Structured figure records:
----------------

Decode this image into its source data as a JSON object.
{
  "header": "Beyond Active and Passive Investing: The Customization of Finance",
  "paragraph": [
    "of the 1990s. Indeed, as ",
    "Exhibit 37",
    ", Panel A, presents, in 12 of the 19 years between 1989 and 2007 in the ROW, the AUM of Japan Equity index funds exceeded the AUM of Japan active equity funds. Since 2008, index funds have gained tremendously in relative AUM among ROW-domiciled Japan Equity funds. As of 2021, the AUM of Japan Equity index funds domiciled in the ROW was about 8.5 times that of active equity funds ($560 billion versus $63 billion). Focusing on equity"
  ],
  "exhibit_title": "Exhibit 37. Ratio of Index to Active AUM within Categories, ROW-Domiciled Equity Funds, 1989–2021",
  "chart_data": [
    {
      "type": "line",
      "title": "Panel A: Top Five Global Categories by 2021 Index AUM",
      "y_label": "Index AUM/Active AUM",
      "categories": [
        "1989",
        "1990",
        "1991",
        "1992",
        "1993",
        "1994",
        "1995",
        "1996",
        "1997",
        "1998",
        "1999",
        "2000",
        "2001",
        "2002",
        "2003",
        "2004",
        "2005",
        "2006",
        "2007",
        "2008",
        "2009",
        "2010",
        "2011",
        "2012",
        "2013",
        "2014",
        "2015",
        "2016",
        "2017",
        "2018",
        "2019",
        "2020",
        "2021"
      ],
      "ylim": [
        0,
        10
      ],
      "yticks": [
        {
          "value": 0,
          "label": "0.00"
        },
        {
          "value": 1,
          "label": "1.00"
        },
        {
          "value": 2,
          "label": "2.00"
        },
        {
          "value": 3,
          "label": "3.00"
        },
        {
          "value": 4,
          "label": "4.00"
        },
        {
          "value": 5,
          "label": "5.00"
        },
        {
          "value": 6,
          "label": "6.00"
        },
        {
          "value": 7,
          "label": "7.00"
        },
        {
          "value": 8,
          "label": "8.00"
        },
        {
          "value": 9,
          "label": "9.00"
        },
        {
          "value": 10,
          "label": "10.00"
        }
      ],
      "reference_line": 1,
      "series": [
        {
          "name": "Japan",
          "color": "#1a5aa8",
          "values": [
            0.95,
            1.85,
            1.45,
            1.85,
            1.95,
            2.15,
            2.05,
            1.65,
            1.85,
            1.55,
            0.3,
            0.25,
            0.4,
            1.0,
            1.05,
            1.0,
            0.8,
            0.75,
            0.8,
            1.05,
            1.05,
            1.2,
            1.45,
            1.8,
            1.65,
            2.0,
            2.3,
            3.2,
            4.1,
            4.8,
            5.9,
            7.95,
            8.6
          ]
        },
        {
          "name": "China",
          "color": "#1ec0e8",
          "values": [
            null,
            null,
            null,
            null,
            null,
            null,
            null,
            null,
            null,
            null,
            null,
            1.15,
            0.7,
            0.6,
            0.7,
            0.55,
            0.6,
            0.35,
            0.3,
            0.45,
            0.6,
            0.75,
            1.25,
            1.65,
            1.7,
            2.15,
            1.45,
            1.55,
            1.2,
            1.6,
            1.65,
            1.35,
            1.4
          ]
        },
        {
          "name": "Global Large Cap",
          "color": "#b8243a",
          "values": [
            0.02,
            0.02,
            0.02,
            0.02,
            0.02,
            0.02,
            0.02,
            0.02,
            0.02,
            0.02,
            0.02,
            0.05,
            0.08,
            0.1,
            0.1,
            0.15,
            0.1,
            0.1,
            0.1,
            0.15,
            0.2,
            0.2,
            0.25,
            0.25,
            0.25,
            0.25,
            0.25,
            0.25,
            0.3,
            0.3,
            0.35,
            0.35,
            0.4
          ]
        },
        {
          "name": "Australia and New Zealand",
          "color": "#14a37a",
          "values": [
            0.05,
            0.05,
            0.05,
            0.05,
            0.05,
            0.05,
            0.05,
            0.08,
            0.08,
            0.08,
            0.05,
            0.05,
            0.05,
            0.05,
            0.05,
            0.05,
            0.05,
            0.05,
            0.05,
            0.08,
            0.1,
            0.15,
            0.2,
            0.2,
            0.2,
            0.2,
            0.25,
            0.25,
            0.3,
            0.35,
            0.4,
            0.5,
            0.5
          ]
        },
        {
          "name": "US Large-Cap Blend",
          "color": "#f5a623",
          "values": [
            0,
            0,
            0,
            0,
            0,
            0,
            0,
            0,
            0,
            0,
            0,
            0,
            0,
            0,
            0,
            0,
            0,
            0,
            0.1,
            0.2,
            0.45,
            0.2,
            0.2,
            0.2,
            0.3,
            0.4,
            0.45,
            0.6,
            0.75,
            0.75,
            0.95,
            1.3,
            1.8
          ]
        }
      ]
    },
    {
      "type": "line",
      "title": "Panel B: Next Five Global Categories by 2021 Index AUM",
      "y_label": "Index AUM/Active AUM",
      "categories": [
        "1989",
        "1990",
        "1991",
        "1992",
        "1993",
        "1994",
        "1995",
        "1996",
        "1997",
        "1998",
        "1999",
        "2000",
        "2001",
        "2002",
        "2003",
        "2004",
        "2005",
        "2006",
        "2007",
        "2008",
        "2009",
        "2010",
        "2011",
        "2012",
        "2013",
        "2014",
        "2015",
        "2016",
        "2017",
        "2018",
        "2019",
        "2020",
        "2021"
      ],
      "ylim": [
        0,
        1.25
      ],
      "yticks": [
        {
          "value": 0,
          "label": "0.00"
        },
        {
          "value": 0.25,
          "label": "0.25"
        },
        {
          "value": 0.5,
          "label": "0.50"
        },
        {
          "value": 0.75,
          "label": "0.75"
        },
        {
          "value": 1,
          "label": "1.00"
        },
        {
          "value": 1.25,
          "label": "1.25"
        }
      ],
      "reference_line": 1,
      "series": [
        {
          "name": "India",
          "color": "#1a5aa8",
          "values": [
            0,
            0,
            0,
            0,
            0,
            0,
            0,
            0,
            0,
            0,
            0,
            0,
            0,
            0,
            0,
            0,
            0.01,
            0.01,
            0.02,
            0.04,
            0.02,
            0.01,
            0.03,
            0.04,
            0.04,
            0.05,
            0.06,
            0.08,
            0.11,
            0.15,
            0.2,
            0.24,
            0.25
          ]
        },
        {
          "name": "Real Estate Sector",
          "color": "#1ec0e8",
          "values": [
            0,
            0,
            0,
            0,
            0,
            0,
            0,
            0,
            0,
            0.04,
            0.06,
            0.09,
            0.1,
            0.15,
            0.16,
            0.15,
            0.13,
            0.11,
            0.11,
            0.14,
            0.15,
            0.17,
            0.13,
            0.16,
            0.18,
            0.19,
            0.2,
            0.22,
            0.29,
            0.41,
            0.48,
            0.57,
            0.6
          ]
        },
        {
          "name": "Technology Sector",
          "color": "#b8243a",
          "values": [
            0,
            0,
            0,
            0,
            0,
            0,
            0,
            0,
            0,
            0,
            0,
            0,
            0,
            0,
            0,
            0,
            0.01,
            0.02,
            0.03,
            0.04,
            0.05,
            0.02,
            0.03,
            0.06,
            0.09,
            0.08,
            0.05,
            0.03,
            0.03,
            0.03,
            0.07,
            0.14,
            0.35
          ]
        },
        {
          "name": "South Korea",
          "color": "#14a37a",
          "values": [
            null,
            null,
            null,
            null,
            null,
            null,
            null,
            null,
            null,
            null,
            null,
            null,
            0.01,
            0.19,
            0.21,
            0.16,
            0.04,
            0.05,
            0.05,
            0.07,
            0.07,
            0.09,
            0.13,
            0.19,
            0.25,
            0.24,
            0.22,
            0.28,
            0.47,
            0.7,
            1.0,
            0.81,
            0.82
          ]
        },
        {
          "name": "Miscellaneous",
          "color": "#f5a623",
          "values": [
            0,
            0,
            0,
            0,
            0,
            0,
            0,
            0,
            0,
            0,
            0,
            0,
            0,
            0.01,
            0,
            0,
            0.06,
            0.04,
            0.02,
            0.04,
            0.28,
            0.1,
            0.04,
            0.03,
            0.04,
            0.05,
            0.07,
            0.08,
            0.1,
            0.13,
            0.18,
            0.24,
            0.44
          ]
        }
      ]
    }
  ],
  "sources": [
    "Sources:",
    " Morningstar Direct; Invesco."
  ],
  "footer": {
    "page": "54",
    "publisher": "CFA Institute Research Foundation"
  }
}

----------------

• **Your task**:
Copy all lines above containing the string "Panel".

• **Response**:
    ", Panel A, presents, in 12 of the 19 years between 1989 and 2007 in the ROW, the AUM of Japan Equity index funds exceeded the AUM of Japan active equity funds. Since 2008, index funds have gained tremendously in relative AUM among ROW-domiciled Japan Equity funds. As of 2021, the AUM of Japan Equity index funds domiciled in the ROW was about 8.5 times that of active equity funds ($560 billion versus $63 billion). Focusing on equity"
      "title": "Panel A: Top Five Global Categories by 2021 Index AUM",
      "title": "Panel B: Next Five Global Categories by 2021 Index AUM",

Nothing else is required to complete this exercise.